[Transcribed document page entries]
○ ○ ○
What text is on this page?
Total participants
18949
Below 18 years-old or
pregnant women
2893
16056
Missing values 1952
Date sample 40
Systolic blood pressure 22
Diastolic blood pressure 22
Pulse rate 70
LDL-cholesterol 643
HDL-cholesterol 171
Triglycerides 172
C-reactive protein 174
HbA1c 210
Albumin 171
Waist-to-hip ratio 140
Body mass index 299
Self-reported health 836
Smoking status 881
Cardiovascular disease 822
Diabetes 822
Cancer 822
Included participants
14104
○ ○ ○
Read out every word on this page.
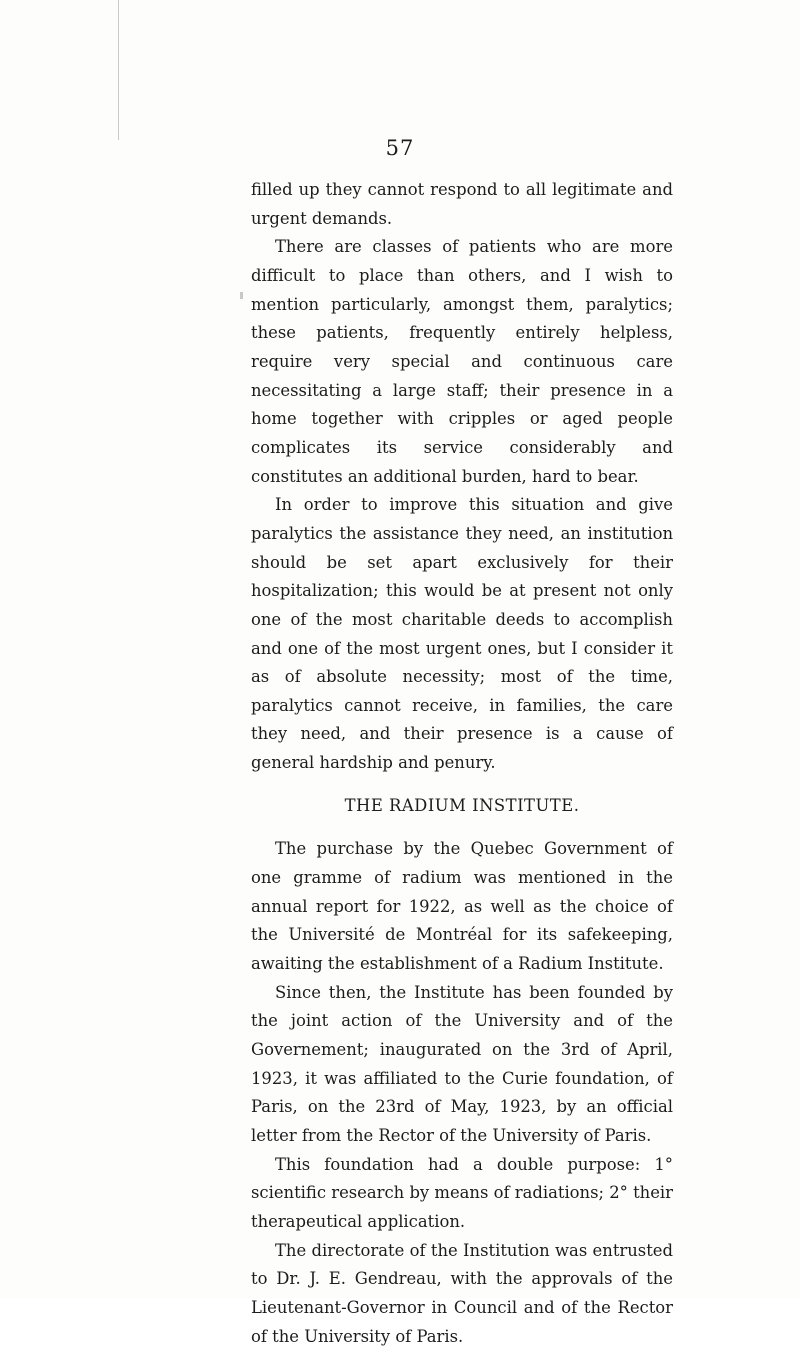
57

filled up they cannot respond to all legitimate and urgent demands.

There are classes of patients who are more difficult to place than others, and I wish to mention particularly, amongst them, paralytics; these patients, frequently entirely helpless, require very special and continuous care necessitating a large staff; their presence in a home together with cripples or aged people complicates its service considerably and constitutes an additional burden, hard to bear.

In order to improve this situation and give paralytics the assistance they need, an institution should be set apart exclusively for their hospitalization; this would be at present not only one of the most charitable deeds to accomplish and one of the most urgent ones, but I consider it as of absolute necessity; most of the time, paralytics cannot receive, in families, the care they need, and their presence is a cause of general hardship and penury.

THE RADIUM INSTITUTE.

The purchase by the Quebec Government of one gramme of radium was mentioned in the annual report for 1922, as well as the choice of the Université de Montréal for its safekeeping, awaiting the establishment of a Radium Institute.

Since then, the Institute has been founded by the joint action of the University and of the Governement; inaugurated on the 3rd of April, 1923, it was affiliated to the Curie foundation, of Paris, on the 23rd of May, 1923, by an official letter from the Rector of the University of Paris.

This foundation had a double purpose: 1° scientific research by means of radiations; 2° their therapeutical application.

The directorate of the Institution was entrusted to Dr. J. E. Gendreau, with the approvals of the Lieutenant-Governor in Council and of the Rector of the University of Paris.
○ ○ ○
Copy each line of the data that includes the word "cholesterol".

**RESPONSE TO THE TASK:**
LDL-cholesterol 643
HDL-cholesterol 171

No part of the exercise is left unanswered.